- **待办任务**:
1/ 请抄写 UVA12296 题解原文中从“struct Point”起、到“operator+(co Vector&A,co Vector&B)”为止（含这一部分）的内容。
2/ 请把记录中从开头起、到含有“46, 233, 176]”的那一行为止（含该行）的各行整理成 Markdown 表格，设“序号”和“内容”两列，空行不计入。

- **节选原文**:
──────────

UVA12296 Pieces and Discs

题意

PDF

分析

可以看成直线切割多边形,直接维护。

对每个多边形考虑每条边和每个点即可。

时间复杂度?不过\(n,m \leq 20\)这种数据怎么都过了。据说是\(O(n^3)\)的,而且常数也挺小。

一般的比赛估计不会出这种vector套vector的神题。

代码

注意初始化的时候的那个初始长方形的点必须按逆时针顺序来插入。

我写反了,导致调了一晚上。

#include<iostream>
#include<cstdio>
#include<cstdlib>
#include<cmath>
#include<set>
#include<map>
#include<queue>
#include<stack>
#include<algorithm>
#include<bitset>
#include<cassert>
#include<ctime>
#include<cstring>
#define rg register
#define il inline
#define co const
template<class T>il T read()
{
	rg T data=0;
	rg int w=1;
	rg char ch=getchar();
	while(!isdigit(ch))
	{
		if(ch=='-')
			w=-1;
		ch=getchar();
	}
	while(isdigit(ch))
	{
		data=data*10+ch-'0';
		ch=getchar();
	}
	return data*w;
}
template<class T>T read(T&x)
{
	return x=read<T>();
}
using namespace std;
typedef long long ll;

co double eps=1e-8;

int dcmp(double x)
{
	return fabs(x)<eps?0:(x<0?-1:1);
}

struct Point
{
	double x,y;
	
	Point(double x=0,double y=0)
	:x(x),y(y){};
};
typedef Point Vector;
typedef vector<Point> Polygon;

Vector operator+(co Vector&A,co Vector&B)
{
	return Vector(A.x+B.x,A.y+B.y);
}

Vector operator-(co Vector&A,co Vector&B)
{
	return Vector(A.x-B.x,A.y-B.y);
}

Vector operator*(co Vector&A,double p)
{
	return Vector(A.x*p,A.y*p);
}

double Dot(co Vector&A,co Vector&B)
{
	return A.x*B.x+A.y*B.y;
}

double Cross(co Vector&A,co Vector&B)
{
	return A.x*B.y-A.y*B.x;
}

double Length2(co Vector&A)
{
	return Dot(A,A);
}

Point LineLineIntersection(co Point&P,co Vector&v,co Point&Q,co Vector&w)
{
	Vector u=P-Q;
	double t=Cross(w,u)/Cross(v,w);
	return P+v*t;
}

bool OnSegment(co Point&p,co Point&a1,co Point&a2)

──────────

区域标注记录:
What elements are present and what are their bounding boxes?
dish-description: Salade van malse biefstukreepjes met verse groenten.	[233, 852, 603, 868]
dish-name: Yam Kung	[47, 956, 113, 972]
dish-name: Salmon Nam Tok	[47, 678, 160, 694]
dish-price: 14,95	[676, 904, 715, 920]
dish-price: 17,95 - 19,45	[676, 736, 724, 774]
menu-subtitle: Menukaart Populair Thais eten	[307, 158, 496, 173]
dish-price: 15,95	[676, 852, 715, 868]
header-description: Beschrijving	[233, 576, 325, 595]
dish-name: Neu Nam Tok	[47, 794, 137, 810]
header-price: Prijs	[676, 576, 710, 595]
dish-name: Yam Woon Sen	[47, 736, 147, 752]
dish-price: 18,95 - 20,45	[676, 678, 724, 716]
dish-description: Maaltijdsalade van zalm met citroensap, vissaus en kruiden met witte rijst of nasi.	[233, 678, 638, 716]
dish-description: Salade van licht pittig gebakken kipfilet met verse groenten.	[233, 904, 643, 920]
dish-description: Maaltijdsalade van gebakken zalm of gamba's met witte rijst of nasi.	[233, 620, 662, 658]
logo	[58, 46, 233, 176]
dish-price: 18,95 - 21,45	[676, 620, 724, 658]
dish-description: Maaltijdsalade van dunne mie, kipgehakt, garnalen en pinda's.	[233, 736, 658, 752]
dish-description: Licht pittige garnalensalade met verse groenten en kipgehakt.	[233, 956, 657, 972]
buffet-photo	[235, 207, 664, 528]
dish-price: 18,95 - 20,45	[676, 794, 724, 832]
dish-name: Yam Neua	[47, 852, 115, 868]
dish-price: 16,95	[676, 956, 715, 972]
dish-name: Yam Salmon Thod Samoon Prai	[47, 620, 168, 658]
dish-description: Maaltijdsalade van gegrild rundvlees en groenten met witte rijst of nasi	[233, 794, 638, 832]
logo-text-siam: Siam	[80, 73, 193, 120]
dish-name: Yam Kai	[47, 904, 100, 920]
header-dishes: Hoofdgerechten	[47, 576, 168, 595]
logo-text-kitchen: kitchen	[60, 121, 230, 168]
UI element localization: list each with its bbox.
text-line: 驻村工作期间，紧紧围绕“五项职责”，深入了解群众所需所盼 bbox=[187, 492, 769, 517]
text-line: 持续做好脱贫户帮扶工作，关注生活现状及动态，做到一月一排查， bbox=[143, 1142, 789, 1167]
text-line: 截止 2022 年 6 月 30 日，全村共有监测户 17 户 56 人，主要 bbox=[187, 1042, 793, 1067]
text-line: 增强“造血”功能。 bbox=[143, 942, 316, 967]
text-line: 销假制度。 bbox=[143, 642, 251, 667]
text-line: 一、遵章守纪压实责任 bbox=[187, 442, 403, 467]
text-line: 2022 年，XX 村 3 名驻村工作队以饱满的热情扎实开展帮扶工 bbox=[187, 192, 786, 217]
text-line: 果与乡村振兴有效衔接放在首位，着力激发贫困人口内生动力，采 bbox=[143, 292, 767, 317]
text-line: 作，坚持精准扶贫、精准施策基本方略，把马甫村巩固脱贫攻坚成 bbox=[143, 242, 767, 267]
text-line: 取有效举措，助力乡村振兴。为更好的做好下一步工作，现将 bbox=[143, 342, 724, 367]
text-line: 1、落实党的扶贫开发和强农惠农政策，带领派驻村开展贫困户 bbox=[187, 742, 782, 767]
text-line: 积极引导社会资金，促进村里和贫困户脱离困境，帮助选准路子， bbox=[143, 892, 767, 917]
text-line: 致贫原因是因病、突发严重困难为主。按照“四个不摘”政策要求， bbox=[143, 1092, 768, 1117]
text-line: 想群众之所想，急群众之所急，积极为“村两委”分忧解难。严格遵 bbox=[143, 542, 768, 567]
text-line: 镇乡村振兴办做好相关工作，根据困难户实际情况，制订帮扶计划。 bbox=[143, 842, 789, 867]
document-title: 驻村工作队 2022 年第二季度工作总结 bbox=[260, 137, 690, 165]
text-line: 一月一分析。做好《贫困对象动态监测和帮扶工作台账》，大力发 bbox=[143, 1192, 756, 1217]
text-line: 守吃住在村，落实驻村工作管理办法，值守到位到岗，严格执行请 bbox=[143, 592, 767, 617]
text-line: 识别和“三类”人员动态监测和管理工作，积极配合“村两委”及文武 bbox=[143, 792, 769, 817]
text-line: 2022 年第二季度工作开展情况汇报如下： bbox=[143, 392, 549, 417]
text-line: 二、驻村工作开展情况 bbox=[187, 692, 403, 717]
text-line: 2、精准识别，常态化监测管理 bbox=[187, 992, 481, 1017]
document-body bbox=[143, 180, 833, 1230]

──────────

- **各题解答**:
1/
struct Point
{
	double x,y;
	
	Point(double x=0,double y=0)
	:x(x),y(y){};
};
typedef Point Vector;
typedef vector<Point> Polygon;

Vector operator+(co Vector&A,co Vector&B)

2/
| 序号 | 内容 |
|---|---|
| 1 | What elements are present and what are their bounding boxes? |
| 2 | dish-description: Salade van malse biefstukreepjes met verse groenten.	[233, 852, 603, 868] |
| 3 | dish-name: Yam Kung	[47, 956, 113, 972] |
| 4 | dish-name: Salmon Nam Tok	[47, 678, 160, 694] |
| 5 | dish-price: 14,95	[676, 904, 715, 920] |
| 6 | dish-price: 17,95 - 19,45	[676, 736, 724, 774] |
| 7 | menu-subtitle: Menukaart Populair Thais eten	[307, 158, 496, 173] |
| 8 | dish-price: 15,95	[676, 852, 715, 868] |
| 9 | header-description: Beschrijving	[233, 576, 325, 595] |
| 10 | dish-name: Neu Nam Tok	[47, 794, 137, 810] |
| 11 | header-price: Prijs	[676, 576, 710, 595] |
| 12 | dish-name: Yam Woon Sen	[47, 736, 147, 752] |
| 13 | dish-price: 18,95 - 20,45	[676, 678, 724, 716] |
| 14 | dish-description: Maaltijdsalade van zalm met citroensap, vissaus en kruiden met witte rijst of nasi.	[233, 678, 638, 716] |
| 15 | dish-description: Salade van licht pittig gebakken kipfilet met verse groenten.	[233, 904, 643, 920] |
| 16 | dish-description: Maaltijdsalade van gebakken zalm of gamba's met witte rijst of nasi.	[233, 620, 662, 658] |
| 17 | logo	[58, 46, 233, 176] |